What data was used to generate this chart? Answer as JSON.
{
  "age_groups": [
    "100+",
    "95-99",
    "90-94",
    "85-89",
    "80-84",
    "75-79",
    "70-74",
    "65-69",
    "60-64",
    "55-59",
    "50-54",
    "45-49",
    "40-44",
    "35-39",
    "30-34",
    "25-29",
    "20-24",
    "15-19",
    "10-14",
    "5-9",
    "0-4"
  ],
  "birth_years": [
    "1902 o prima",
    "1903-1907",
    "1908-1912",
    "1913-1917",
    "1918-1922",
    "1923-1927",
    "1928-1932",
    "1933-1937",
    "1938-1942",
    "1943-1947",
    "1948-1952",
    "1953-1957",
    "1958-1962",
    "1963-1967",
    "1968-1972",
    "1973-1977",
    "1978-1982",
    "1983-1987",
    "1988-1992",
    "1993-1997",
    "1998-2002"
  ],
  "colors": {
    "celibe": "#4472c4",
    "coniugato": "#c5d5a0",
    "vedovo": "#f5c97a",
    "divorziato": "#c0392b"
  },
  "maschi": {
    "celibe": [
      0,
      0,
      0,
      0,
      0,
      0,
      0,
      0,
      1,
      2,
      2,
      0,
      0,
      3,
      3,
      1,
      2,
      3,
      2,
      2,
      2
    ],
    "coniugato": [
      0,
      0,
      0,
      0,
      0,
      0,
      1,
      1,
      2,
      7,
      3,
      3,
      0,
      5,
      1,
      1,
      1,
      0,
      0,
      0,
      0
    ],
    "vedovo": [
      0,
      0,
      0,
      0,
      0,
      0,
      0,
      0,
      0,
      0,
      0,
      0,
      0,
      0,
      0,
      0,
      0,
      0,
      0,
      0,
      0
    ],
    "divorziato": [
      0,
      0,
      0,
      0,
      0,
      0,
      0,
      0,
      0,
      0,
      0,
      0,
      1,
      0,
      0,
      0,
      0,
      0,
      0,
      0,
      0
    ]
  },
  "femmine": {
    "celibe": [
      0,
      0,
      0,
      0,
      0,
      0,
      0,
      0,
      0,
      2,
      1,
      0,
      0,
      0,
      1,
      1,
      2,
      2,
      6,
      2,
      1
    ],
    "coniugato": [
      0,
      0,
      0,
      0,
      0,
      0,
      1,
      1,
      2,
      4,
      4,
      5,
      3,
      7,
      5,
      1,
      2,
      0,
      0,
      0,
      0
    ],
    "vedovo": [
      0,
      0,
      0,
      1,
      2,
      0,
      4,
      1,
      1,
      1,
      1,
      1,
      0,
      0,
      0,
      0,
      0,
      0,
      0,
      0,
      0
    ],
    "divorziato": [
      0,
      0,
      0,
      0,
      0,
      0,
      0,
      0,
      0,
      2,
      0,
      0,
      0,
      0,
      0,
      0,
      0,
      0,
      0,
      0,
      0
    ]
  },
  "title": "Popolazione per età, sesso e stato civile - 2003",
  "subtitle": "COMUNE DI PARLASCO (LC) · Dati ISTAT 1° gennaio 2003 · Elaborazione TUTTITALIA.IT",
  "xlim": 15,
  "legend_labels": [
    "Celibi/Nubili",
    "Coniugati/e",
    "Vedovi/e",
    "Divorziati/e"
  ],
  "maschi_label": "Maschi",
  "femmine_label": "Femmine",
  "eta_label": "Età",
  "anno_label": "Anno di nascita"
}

» **What you are asked to do**
From the records above, extract every entry verbatim.

» **Response to the exercise**
What data was used to generate this chart? Answer as JSON.
{
  "age_groups": [
    "100+",
    "95-99",
    "90-94",
    "85-89",
    "80-84",
    "75-79",
    "70-74",
    "65-69",
    "60-64",
    "55-59",
    "50-54",
    "45-49",
    "40-44",
    "35-39",
    "30-34",
    "25-29",
    "20-24",
    "15-19",
    "10-14",
    "5-9",
    "0-4"
  ],
  "birth_years": [
    "1902 o prima",
    "1903-1907",
    "1908-1912",
    "1913-1917",
    "1918-1922",
    "1923-1927",
    "1928-1932",
    "1933-1937",
    "1938-1942",
    "1943-1947",
    "1948-1952",
    "1953-1957",
    "1958-1962",
    "1963-1967",
    "1968-1972",
    "1973-1977",
    "1978-1982",
    "1983-1987",
    "1988-1992",
    "1993-1997",
    "1998-2002"
  ],
  "colors": {
    "celibe": "#4472c4",
    "coniugato": "#c5d5a0",
    "vedovo": "#f5c97a",
    "divorziato": "#c0392b"
  },
  "maschi": {
    "celibe": [
      0,
      0,
      0,
      0,
      0,
      0,
      0,
      0,
      1,
      2,
      2,
      0,
      0,
      3,
      3,
      1,
      2,
      3,
      2,
      2,
      2
    ],
    "coniugato": [
      0,
      0,
      0,
      0,
      0,
      0,
      1,
      1,
      2,
      7,
      3,
      3,
      0,
      5,
      1,
      1,
      1,
      0,
      0,
      0,
      0
    ],
    "vedovo": [
      0,
      0,
      0,
      0,
      0,
      0,
      0,
      0,
      0,
      0,
      0,
      0,
      0,
      0,
      0,
      0,
      0,
      0,
      0,
      0,
      0
    ],
    "divorziato": [
      0,
      0,
      0,
      0,
      0,
      0,
      0,
      0,
      0,
      0,
      0,
      0,
      1,
      0,
      0,
      0,
      0,
      0,
      0,
      0,
      0
    ]
  },
  "femmine": {
    "celibe": [
      0,
      0,
      0,
      0,
      0,
      0,
      0,
      0,
      0,
      2,
      1,
      0,
      0,
      0,
      1,
      1,
      2,
      2,
      6,
      2,
      1
    ],
    "coniugato": [
      0,
      0,
      0,
      0,
      0,
      0,
      1,
      1,
      2,
      4,
      4,
      5,
      3,
      7,
      5,
      1,
      2,
      0,
      0,
      0,
      0
    ],
    "vedovo": [
      0,
      0,
      0,
      1,
      2,
      0,
      4,
      1,
      1,
      1,
      1,
      1,
      0,
      0,
      0,
      0,
      0,
      0,
      0,
      0,
      0
    ],
    "divorziato": [
      0,
      0,
      0,
      0,
      0,
      0,
      0,
      0,
      0,
      2,
      0,
      0,
      0,
      0,
      0,
      0,
      0,
      0,
      0,
      0,
      0
    ]
  },
  "title": "Popolazione per età, sesso e stato civile - 2003",
  "subtitle": "COMUNE DI PARLASCO (LC) · Dati ISTAT 1° gennaio 2003 · Elaborazione TUTTITALIA.IT",
  "xlim": 15,
  "legend_labels": [
    "Celibi/Nubili",
    "Coniugati/e",
    "Vedovi/e",
    "Divorziati/e"
  ],
  "maschi_label": "Maschi",
  "femmine_label": "Femmine",
  "eta_label": "Età",
  "anno_label": "Anno di nascita"
}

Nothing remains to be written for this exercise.